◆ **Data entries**
-----

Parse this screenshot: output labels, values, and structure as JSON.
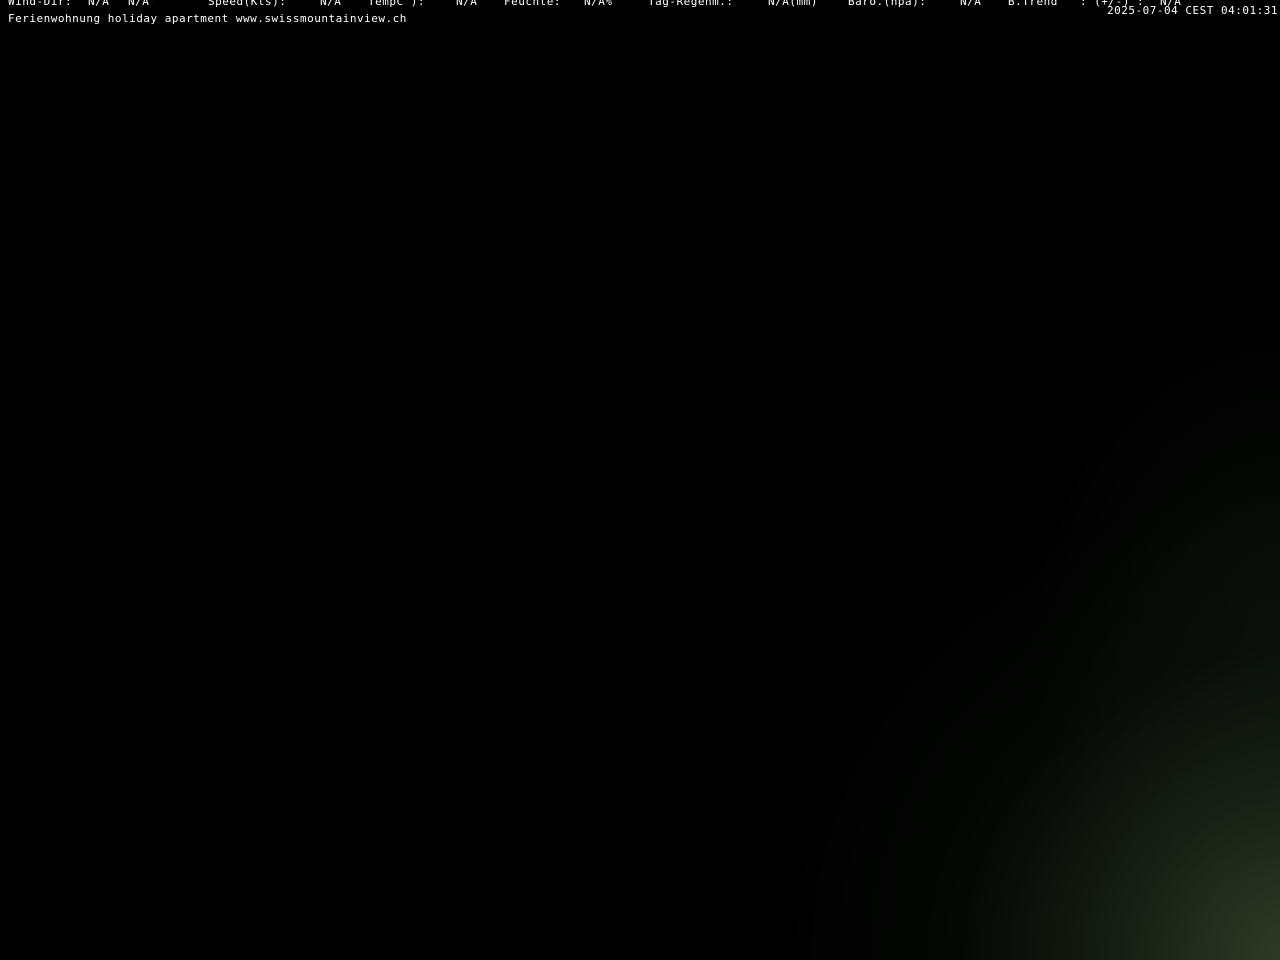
{
  "overlay": {
    "weather": {
      "wind_dir_label": "Wind-Dir:",
      "wind_dir_value": "N/A",
      "wind_deg_value": "N/A°",
      "speed_label": "Speed(Kts):",
      "speed_value": "N/A",
      "temp_label": "TempC°):",
      "temp_value": "N/A",
      "humidity_label": "Feuchte:",
      "humidity_value": "N/A%",
      "rain_label": "Tag-Regenm.:",
      "rain_value": "N/A(mm)",
      "baro_label": "Baro.(hpa):",
      "baro_value": "N/A",
      "trend_label": "B.Trend",
      "trend_sign": ": (+/-) :",
      "trend_value": "N/A"
    },
    "caption": "Ferienwohnung holiday apartment www.swissmountainview.ch",
    "timestamp": "2025-07-04 CEST 04:01:31"
  },
  "colors": {
    "text": "#ffffff",
    "background": "#000000",
    "glow": "#34402a"
  }
}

-----

Transcribe the records above exactly as they appear, leaving out any pictures.

◆ **Full answer**
Parse this screenshot: output labels, values, and structure as JSON.
{
  "overlay": {
    "weather": {
      "wind_dir_label": "Wind-Dir:",
      "wind_dir_value": "N/A",
      "wind_deg_value": "N/A°",
      "speed_label": "Speed(Kts):",
      "speed_value": "N/A",
      "temp_label": "TempC°):",
      "temp_value": "N/A",
      "humidity_label": "Feuchte:",
      "humidity_value": "N/A%",
      "rain_label": "Tag-Regenm.:",
      "rain_value": "N/A(mm)",
      "baro_label": "Baro.(hpa):",
      "baro_value": "N/A",
      "trend_label": "B.Trend",
      "trend_sign": ": (+/-) :",
      "trend_value": "N/A"
    },
    "caption": "Ferienwohnung holiday apartment www.swissmountainview.ch",
    "timestamp": "2025-07-04 CEST 04:01:31"
  },
  "colors": {
    "text": "#ffffff",
    "background": "#000000",
    "glow": "#34402a"
  }
}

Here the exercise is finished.